» SUPPLIED MATERIAL
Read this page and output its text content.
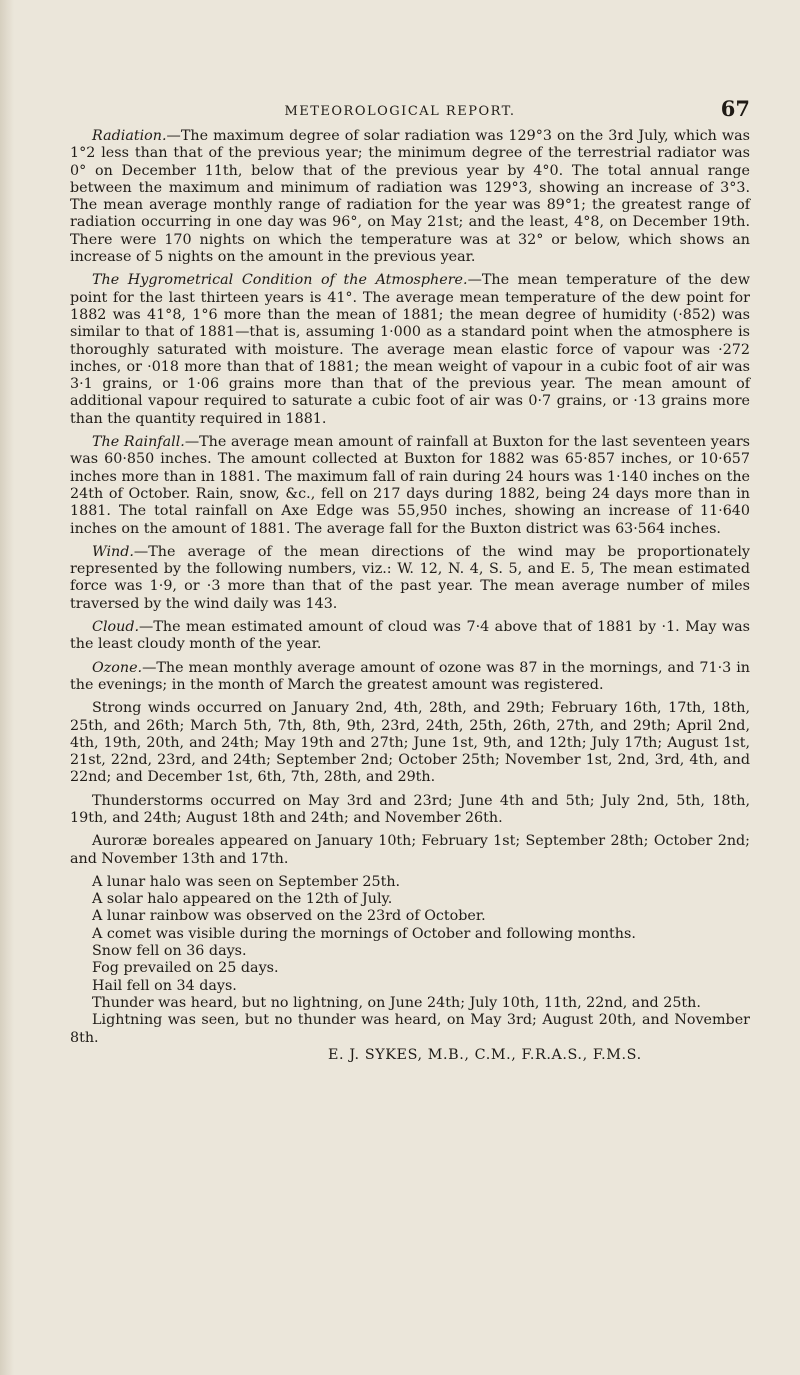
METEOROLOGICAL REPORT.	67

Radiation.—The maximum degree of solar radiation was 129°3 on the 3rd July, which was 1°2 less than that of the previous year; the minimum degree of the terrestrial radiator was 0° on December 11th, below that of the previous year by 4°0. The total annual range between the maximum and minimum of radiation was 129°3, showing an increase of 3°3. The mean average monthly range of radiation for the year was 89°1; the greatest range of radiation occurring in one day was 96°, on May 21st; and the least, 4°8, on December 19th. There were 170 nights on which the temperature was at 32° or below, which shows an increase of 5 nights on the amount in the previous year.

The Hygrometrical Condition of the Atmosphere.—The mean temperature of the dew point for the last thirteen years is 41°. The average mean temperature of the dew point for 1882 was 41°8, 1°6 more than the mean of 1881; the mean degree of humidity (·852) was similar to that of 1881—that is, assuming 1·000 as a standard point when the atmosphere is thoroughly saturated with moisture. The average mean elastic force of vapour was ·272 inches, or ·018 more than that of 1881; the mean weight of vapour in a cubic foot of air was 3·1 grains, or 1·06 grains more than that of the previous year. The mean amount of additional vapour required to saturate a cubic foot of air was 0·7 grains, or ·13 grains more than the quantity required in 1881.

The Rainfall.—The average mean amount of rainfall at Buxton for the last seventeen years was 60·850 inches. The amount collected at Buxton for 1882 was 65·857 inches, or 10·657 inches more than in 1881. The maximum fall of rain during 24 hours was 1·140 inches on the 24th of October. Rain, snow, &c., fell on 217 days during 1882, being 24 days more than in 1881. The total rainfall on Axe Edge was 55,950 inches, showing an increase of 11·640 inches on the amount of 1881. The average fall for the Buxton district was 63·564 inches.

Wind.—The average of the mean directions of the wind may be proportionately represented by the following numbers, viz.: W. 12, N. 4, S. 5, and E. 5, The mean estimated force was 1·9, or ·3 more than that of the past year. The mean average number of miles traversed by the wind daily was 143.

Cloud.—The mean estimated amount of cloud was 7·4 above that of 1881 by ·1. May was the least cloudy month of the year.

Ozone.—The mean monthly average amount of ozone was 87 in the mornings, and 71·3 in the evenings; in the month of March the greatest amount was registered.

Strong winds occurred on January 2nd, 4th, 28th, and 29th; February 16th, 17th, 18th, 25th, and 26th; March 5th, 7th, 8th, 9th, 23rd, 24th, 25th, 26th, 27th, and 29th; April 2nd, 4th, 19th, 20th, and 24th; May 19th and 27th; June 1st, 9th, and 12th; July 17th; August 1st, 21st, 22nd, 23rd, and 24th; September 2nd; October 25th; November 1st, 2nd, 3rd, 4th, and 22nd; and December 1st, 6th, 7th, 28th, and 29th.

Thunderstorms occurred on May 3rd and 23rd; June 4th and 5th; July 2nd, 5th, 18th, 19th, and 24th; August 18th and 24th; and November 26th.

Auroræ boreales appeared on January 10th; February 1st; September 28th; October 2nd; and November 13th and 17th.

A lunar halo was seen on September 25th.

A solar halo appeared on the 12th of July.

A lunar rainbow was observed on the 23rd of October.

A comet was visible during the mornings of October and following months.

Snow fell on 36 days.

Fog prevailed on 25 days.

Hail fell on 34 days.

Thunder was heard, but no lightning, on June 24th; July 10th, 11th, 22nd, and 25th.

Lightning was seen, but no thunder was heard, on May 3rd; August 20th, and November 8th.

E. J. SYKES, M.B., C.M., F.R.A.S., F.M.S.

» EXERCISE DETAILS
Lines of the material that contain the word "February" are to be gathered.

» ANSWER IN FULL
Strong winds occurred on January 2nd, 4th, 28th, and 29th; February 16th, 17th, 18th, 25th, and 26th; March 5th, 7th, 8th, 9th, 23rd, 24th, 25th, 26th, 27th, and 29th; April 2nd, 4th, 19th, 20th, and 24th; May 19th and 27th; June 1st, 9th, and 12th; July 17th; August 1st, 21st, 22nd, 23rd, and 24th; September 2nd; October 25th; November 1st, 2nd, 3rd, 4th, and 22nd; and December 1st, 6th, 7th, 28th, and 29th.
Auroræ boreales appeared on January 10th; February 1st; September 28th; October 2nd; and November 13th and 17th.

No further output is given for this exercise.